→ What you will do: Print the entries in full, word for word, but not the pictures.

(Data records)
..........

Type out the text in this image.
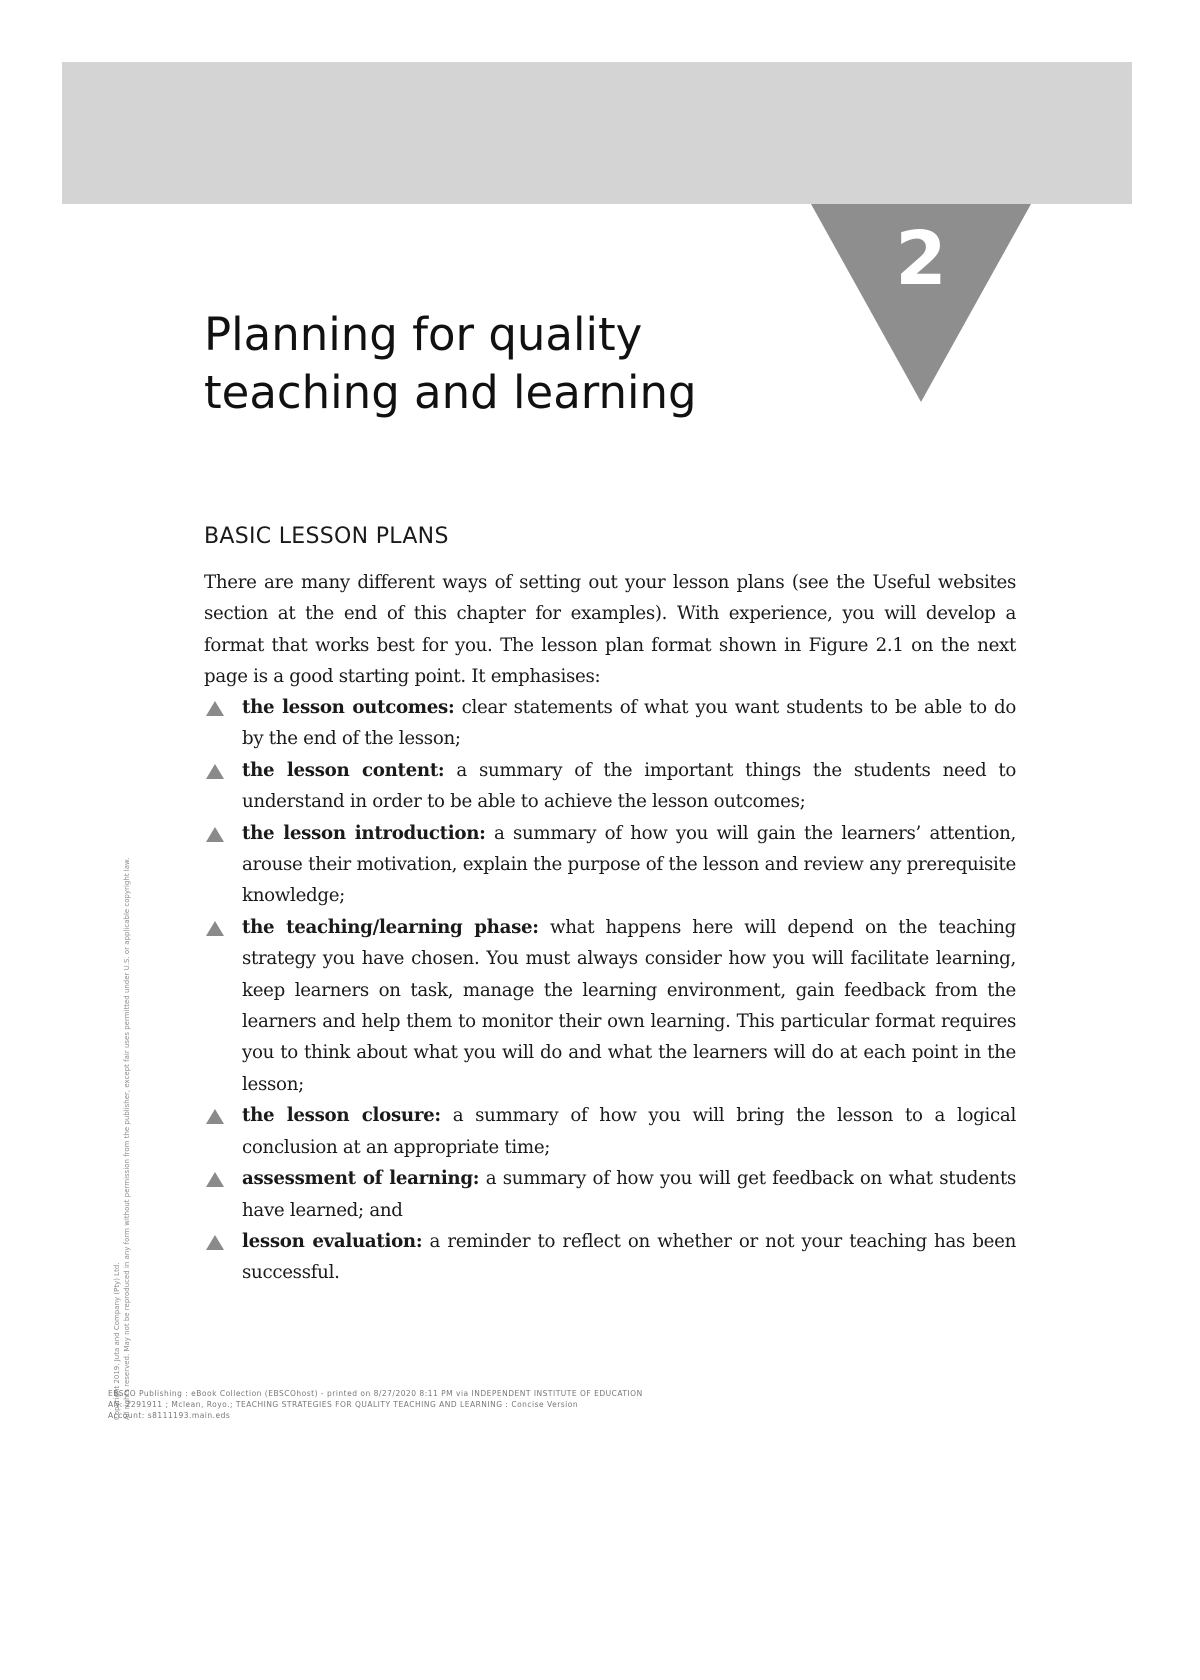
2
Planning for quality
teaching and learning
BASIC LESSON PLANS

There are many different ways of setting out your lesson plans (see the Useful websites section at the end of this chapter for examples). With experience, you will develop a format that works best for you. The lesson plan format shown in Figure 2.1 on the next page is a good starting point. It emphasises:

the lesson outcomes: clear statements of what you want students to be able to do by the end of the lesson;
the lesson content: a summary of the important things the students need to understand in order to be able to achieve the lesson outcomes;
the lesson introduction: a summary of how you will gain the learners’ attention, arouse their motivation, explain the purpose of the lesson and review any prerequisite knowledge;
the teaching/learning phase: what happens here will depend on the teaching strategy you have chosen. You must always consider how you will facilitate learning, keep learners on task, manage the learning environment, gain feedback from the learners and help them to monitor their own learning. This particular format requires you to think about what you will do and what the learners will do at each point in the lesson;
the lesson closure: a summary of how you will bring the lesson to a logical conclusion at an appropriate time;
assessment of learning: a summary of how you will get feedback on what students have learned; and
lesson evaluation: a reminder to reflect on whether or not your teaching has been successful.
Copyright 2019. Juta and Company (Pty) Ltd. All rights reserved. May not be reproduced in any form without permission from the publisher, except fair uses permitted under U.S. or applicable copyright law.
EBSCO Publishing : eBook Collection (EBSCOhost) - printed on 8/27/2020 8:11 PM via INDEPENDENT INSTITUTE OF EDUCATION
AN: 2291911 ; Mclean, Royo.; TEACHING STRATEGIES FOR QUALITY TEACHING AND LEARNING : Concise Version
Account: s8111193.main.eds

..........

→ Reply to the task:
Type out the text in this image.
2
Planning for quality
teaching and learning
BASIC LESSON PLANS

There are many different ways of setting out your lesson plans (see the Useful websites section at the end of this chapter for examples). With experience, you will develop a format that works best for you. The lesson plan format shown in Figure 2.1 on the next page is a good starting point. It emphasises:

the lesson outcomes: clear statements of what you want students to be able to do by the end of the lesson;
the lesson content: a summary of the important things the students need to understand in order to be able to achieve the lesson outcomes;
the lesson introduction: a summary of how you will gain the learners’ attention, arouse their motivation, explain the purpose of the lesson and review any prerequisite knowledge;
the teaching/learning phase: what happens here will depend on the teaching strategy you have chosen. You must always consider how you will facilitate learning, keep learners on task, manage the learning environment, gain feedback from the learners and help them to monitor their own learning. This particular format requires you to think about what you will do and what the learners will do at each point in the lesson;
the lesson closure: a summary of how you will bring the lesson to a logical conclusion at an appropriate time;
assessment of learning: a summary of how you will get feedback on what students have learned; and
lesson evaluation: a reminder to reflect on whether or not your teaching has been successful.
Copyright 2019. Juta and Company (Pty) Ltd. All rights reserved. May not be reproduced in any form without permission from the publisher, except fair uses permitted under U.S. or applicable copyright law.
EBSCO Publishing : eBook Collection (EBSCOhost) - printed on 8/27/2020 8:11 PM via INDEPENDENT INSTITUTE OF EDUCATION
AN: 2291911 ; Mclean, Royo.; TEACHING STRATEGIES FOR QUALITY TEACHING AND LEARNING : Concise Version
Account: s8111193.main.eds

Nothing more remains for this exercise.